— start RECORDS TO PROCESS —

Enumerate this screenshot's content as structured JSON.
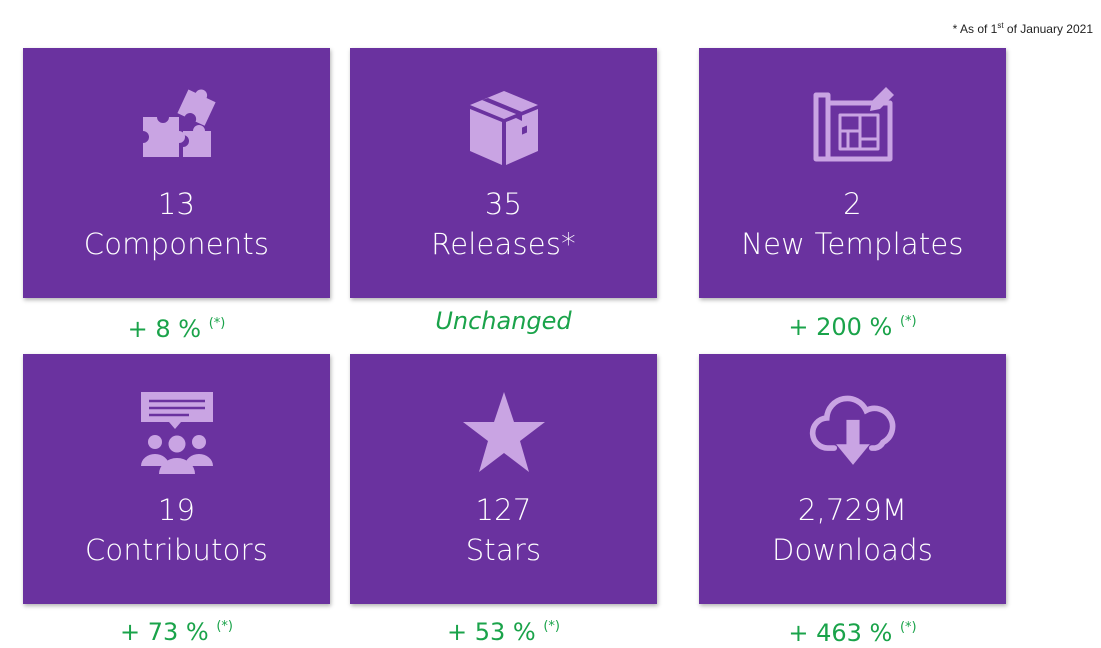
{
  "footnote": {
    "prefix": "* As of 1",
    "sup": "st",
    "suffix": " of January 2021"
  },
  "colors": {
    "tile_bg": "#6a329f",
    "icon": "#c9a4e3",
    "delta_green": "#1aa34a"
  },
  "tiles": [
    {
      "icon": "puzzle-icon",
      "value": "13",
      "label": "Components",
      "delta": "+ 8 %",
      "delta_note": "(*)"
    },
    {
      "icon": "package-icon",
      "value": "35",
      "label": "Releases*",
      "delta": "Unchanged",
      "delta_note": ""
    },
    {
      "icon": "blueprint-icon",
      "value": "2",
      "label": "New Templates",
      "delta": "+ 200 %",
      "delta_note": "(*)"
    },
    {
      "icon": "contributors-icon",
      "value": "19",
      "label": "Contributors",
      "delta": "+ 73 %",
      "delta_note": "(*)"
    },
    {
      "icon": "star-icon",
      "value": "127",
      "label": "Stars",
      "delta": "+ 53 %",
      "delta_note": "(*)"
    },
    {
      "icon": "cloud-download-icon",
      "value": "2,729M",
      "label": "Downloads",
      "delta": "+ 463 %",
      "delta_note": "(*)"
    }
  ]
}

— end RECORDS TO PROCESS —
— start RECORDS TO PROCESS —

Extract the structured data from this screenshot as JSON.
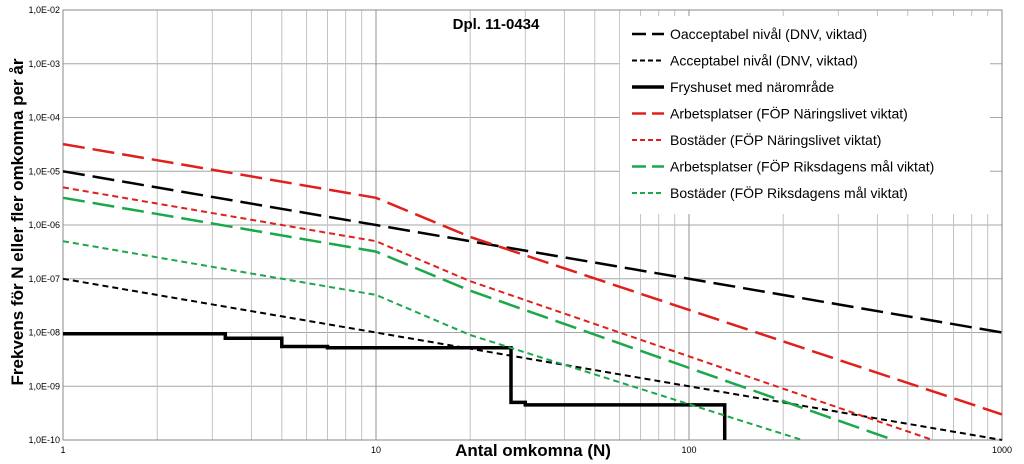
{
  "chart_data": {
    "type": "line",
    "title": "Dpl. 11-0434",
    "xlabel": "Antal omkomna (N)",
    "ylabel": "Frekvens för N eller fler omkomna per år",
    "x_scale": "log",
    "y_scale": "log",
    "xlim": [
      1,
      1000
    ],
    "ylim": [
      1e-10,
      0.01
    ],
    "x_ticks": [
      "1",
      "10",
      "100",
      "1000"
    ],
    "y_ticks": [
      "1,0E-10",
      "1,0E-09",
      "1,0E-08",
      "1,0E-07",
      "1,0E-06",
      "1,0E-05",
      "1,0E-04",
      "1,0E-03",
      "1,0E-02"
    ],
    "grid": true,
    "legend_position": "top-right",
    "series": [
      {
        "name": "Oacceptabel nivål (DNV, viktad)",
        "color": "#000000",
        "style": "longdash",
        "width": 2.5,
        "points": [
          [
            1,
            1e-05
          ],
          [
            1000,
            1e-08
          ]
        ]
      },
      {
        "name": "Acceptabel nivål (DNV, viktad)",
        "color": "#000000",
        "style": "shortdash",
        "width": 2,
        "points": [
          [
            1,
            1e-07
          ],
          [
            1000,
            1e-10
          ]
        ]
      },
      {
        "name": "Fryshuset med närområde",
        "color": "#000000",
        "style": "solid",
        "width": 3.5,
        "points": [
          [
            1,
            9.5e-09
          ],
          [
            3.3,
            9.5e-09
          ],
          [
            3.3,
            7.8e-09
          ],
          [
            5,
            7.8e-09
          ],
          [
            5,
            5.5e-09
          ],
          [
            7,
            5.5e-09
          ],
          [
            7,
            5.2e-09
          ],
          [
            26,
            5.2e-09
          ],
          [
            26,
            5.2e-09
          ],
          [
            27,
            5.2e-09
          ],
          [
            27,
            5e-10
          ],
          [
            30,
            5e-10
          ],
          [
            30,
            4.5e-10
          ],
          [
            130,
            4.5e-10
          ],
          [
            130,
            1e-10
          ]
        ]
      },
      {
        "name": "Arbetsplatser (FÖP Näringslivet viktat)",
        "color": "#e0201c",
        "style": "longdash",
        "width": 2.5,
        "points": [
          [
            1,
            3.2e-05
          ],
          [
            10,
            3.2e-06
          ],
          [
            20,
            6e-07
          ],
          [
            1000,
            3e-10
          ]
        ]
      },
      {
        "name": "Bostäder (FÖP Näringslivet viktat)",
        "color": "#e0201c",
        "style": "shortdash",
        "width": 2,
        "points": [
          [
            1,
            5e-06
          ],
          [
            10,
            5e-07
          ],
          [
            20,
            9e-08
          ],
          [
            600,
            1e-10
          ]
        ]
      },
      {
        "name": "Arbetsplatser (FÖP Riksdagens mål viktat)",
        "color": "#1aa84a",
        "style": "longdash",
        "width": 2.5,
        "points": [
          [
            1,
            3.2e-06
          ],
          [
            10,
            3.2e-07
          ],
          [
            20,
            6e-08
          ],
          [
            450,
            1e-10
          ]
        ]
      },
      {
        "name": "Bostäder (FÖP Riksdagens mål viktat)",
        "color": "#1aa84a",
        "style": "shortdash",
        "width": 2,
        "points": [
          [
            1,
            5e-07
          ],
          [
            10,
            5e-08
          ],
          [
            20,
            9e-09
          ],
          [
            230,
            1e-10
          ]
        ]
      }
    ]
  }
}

— end RECORDS TO PROCESS —

EXERCISE PROMPT:
Copy each line of the listing that contains the string "Arbetsplatser".

SOLUTION TO THIS TASK:
        "name": "Arbetsplatser (FÖP Näringslivet viktat)",
        "name": "Arbetsplatser (FÖP Riksdagens mål viktat)",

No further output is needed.